::: Bagian Dokumen

Selasa, 22 Desember 2020

Pentingnya Tata Ruang dan Lingkungan Dalam Mitigasi Bencana

Fenomena La Nina yang berdampak pada meningkatnya intensitas curah hujan, telah memicu terjadinya banjir, longsor, puting beliung, dan banjir bandang di sejumlah daerah. Sekitar pertengahan November lalu, banjir melanda Kabupaten Cilacap Jawa Tengah, lalu tanah longsor dan banjir bandang di Banyumas Jawa Tengah, dan Bahorok Kabupaten Langkat, Sumatera Utara. Sementara Desember ini, banjir paling tidak sudah melanda Aceh Utara, Gresik Jawa Timur, Grobogan Jawa Tengah, dan Makassar Sulawesi Selatan.  

Kepala BMKG, Prof. Dwikorita Karnawati, dalam sebuah presentasinya menyampaikan prakiraan BMKG, yaitu: bulan Oktober-Desember 2020, sebagian besar wilayah Indonesia diprakirakan akan mendapatkan hujan kategori menengah hingga tinggi dan sangat tinggi. Demikian juga pada Januari-Maret 2021 masih diprakirakan dengan kondisi yang sama. Sementara puncak musim hujan, masing-masing di Pulau Sumatera terjadi mulai bulan November, Jawa-Bali-Nusa Tenggara terjadi pada Januari hingga Februari 2021, Kalimantan diprakirakan dari Desember hingga Januari, Sulawesi terjadi mulai Januari dan April serta Maluku-Papua mulai Januari dan Maret 2021. 

Ancaman bencana hidrometeorologi sepertinya akan terus meningkat akhir tahun 2020 ini hingga 2021 mendatang, seiring masih kurangnya kesiapsiagaan daerah dalam mengantisipasinya. Seolah lupa bila negeri ini berada pada kawasan rawan bencana. Padahal, 60 persen wilayah Indonesia terletak pada daerah rawan bencana alam geologi. Indeks risiko bencana tahun 2019 saja menunjukkan: 315 Kabupaten/Kota daerah rawan banjir, 233 Kabupaten/Kota rawan tsunami, 274 daerah rawan longsor dan 295 titik rawan gempa. Belum lagi potensi Megathrust yang berada pada 16 titik, juga menghantui Indonesia berdasar sumber dari BPPT dan BNPB. Megathrust adalah mekanisme gerak lempeng yang bisa memicu gempa dengan tsunami besar.

::::::
::: Baris yang Diberikan

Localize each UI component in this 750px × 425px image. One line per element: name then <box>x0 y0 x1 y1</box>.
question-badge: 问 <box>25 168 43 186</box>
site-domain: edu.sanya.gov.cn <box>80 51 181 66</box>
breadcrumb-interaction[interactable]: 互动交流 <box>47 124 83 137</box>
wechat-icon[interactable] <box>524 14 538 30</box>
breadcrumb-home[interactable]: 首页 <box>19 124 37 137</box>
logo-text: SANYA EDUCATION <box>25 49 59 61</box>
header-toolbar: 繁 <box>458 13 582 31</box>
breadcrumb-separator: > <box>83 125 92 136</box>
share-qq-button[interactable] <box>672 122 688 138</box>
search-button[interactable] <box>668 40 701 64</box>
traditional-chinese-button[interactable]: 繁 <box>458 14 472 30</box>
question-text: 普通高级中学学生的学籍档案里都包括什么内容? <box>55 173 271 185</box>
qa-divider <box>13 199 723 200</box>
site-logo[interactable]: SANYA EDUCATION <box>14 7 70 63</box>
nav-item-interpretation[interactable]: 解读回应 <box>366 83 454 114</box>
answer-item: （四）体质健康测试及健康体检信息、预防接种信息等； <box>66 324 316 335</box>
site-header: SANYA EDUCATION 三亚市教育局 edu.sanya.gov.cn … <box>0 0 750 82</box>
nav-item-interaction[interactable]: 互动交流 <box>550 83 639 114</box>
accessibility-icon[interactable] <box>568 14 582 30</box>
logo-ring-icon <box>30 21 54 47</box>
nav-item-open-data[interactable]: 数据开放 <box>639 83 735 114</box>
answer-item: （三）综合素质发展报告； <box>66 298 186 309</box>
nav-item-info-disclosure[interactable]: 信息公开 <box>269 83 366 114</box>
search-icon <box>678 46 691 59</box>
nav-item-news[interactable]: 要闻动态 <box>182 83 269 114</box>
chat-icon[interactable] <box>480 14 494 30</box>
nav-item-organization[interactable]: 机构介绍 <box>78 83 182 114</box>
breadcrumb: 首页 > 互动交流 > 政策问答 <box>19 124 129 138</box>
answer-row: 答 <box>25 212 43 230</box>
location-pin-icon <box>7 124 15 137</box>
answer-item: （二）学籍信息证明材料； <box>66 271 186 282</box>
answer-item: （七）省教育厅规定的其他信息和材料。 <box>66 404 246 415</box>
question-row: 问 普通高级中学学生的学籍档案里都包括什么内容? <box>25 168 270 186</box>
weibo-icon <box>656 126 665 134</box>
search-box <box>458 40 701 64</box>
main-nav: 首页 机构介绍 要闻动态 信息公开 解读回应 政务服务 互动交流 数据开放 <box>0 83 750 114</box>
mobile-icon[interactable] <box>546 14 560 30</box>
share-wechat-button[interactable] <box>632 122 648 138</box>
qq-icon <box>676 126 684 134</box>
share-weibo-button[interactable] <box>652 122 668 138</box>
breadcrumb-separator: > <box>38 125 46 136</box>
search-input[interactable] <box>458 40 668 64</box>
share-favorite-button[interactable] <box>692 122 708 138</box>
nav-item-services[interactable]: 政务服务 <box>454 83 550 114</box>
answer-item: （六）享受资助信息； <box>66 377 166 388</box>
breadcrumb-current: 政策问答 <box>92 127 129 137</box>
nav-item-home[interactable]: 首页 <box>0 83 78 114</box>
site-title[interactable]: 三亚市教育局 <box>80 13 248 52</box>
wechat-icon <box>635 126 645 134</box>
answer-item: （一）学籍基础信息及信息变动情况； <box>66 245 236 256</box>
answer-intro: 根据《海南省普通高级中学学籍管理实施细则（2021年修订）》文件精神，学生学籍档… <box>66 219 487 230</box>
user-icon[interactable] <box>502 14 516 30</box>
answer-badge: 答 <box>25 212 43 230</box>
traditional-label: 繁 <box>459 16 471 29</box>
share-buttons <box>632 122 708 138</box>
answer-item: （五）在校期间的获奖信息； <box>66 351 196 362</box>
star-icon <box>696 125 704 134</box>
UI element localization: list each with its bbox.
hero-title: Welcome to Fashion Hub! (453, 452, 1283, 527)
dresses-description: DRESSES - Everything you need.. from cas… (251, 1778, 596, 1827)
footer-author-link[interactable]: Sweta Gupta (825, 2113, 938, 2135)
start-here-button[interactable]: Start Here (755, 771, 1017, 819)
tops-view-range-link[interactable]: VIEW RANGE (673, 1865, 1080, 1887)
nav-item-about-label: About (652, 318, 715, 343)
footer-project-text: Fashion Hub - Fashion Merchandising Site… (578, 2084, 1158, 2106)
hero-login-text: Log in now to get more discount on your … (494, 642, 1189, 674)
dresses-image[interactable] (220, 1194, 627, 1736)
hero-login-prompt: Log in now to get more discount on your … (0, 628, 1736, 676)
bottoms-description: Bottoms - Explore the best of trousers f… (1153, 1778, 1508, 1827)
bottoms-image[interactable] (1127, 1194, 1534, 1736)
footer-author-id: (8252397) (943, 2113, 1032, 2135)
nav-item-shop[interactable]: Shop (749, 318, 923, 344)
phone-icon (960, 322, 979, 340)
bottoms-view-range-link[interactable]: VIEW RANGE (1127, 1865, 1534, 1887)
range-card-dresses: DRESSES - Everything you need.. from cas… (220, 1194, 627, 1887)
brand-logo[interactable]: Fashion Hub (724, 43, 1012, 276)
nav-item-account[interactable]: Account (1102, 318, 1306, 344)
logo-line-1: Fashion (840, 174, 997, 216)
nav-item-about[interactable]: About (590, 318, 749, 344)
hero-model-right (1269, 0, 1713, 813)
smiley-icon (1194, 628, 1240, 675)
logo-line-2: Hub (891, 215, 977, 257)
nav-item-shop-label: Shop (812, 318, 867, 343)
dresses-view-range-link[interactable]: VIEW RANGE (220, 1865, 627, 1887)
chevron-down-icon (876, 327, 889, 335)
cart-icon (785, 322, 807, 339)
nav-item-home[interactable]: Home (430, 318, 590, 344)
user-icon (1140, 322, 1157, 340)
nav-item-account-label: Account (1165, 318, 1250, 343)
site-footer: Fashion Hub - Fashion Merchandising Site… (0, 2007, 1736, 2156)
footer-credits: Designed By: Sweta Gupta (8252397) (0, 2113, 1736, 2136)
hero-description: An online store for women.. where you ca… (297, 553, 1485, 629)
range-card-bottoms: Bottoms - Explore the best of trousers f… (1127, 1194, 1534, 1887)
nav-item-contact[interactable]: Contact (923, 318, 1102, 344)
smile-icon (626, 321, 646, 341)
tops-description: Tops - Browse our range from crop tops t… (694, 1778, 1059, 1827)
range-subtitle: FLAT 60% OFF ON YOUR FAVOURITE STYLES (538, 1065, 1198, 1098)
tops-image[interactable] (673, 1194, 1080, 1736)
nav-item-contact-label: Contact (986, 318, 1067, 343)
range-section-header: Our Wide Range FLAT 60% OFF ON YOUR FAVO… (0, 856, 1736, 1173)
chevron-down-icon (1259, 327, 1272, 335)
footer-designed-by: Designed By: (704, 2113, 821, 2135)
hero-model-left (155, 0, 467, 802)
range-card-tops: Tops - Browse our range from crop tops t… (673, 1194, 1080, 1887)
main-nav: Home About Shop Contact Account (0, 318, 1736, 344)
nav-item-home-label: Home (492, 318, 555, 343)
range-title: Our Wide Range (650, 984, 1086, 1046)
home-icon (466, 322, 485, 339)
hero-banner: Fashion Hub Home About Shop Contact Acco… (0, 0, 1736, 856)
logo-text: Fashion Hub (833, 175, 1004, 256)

::::::

[Tugas Latihan]
a – Tampilkan bagian artikel tentang mitigasi bencana tanpa mengubah satu kata pun, mulai dari "Fenomena La Nina" dan berakhir pada "Makassar Sulawesi Selatan.".
b – Tolong lanjutkan artikel tentang mitigasi bencana setelah kalimat terakhir yang tertera.

[Jawaban Tugas]
a –
Fenomena La Nina yang berdampak pada meningkatnya intensitas curah hujan, telah memicu terjadinya banjir, longsor, puting beliung, dan banjir bandang di sejumlah daerah. Sekitar pertengahan November lalu, banjir melanda Kabupaten Cilacap Jawa Tengah, lalu tanah longsor dan banjir bandang di Banyumas Jawa Tengah, dan Bahorok Kabupaten Langkat, Sumatera Utara. Sementara Desember ini, banjir paling tidak sudah melanda Aceh Utara, Gresik Jawa Timur, Grobogan Jawa Tengah, dan Makassar Sulawesi Selatan.

b –
Untuk menghadapi situasi kebencanaan yang menunjukkan tren peningkatan dari tahun ke tahun, maka penting mencermati sejumlah masalah terkait kebencanaan. Bagi Prof. Adi Maulana, Kepala Puslitbang Studi Kebencanaan Unhas, ada beberapa isu utama kebencanaan di Indonesia yang mesti jadi perhatian bersama, yaitu: literasi kebencanaan, riset kebencanaan, rezim finansial, ketahanan infrastruktur, kelembagaan, dan tata kelola kebencanaan serta komitmen politik atas isu kebencanaan.

Jika memerhatikan sejumlah isu tersebut, maka yang sangat mendasar, krusial, dan paling bersoal adalah menyangkut literasi kebencanaan. Saking rendahnya literasi kebencanaan kita, sampai-sampai dalam sistem perencanaan pun, belum sepenuhnya berbasis pada kebencanaan. Baik pada sistem perencanaan pembangunan (Development Planning) maupun sistem perencanaan tata ruang (Spatial Planning). Dengan kata lain, pada kebanyakan dokumen rencana jangka panjang, rencana jangka menengah serta juga rencana tata ruang, aspek kebencanaan belum terjelaskan secara optimal dan memadai. Terlebih lagi dalam urusan pelaksanaan dan implementasinya.

Salah satu kegiatan penting dalam manajemen bencana ialah mitigasi. UU.24 Tahun 2007 tentang Penanggulangan Bencana, menyebut mitigasi merupakan serangkaian upaya untuk mengurangi risiko bencana, baik melalui pembangunan fisik maupun melalui penyadaran dan peningkatan kemampuan menghadapi ancaman bencana. Ada dua bentuk mitigasi yang dimaksud. Mitigasi struktural dan nonstruktural. Dan tata ruang adalah sebuah bentuk mitigasi nonstruktural yang disebutkan.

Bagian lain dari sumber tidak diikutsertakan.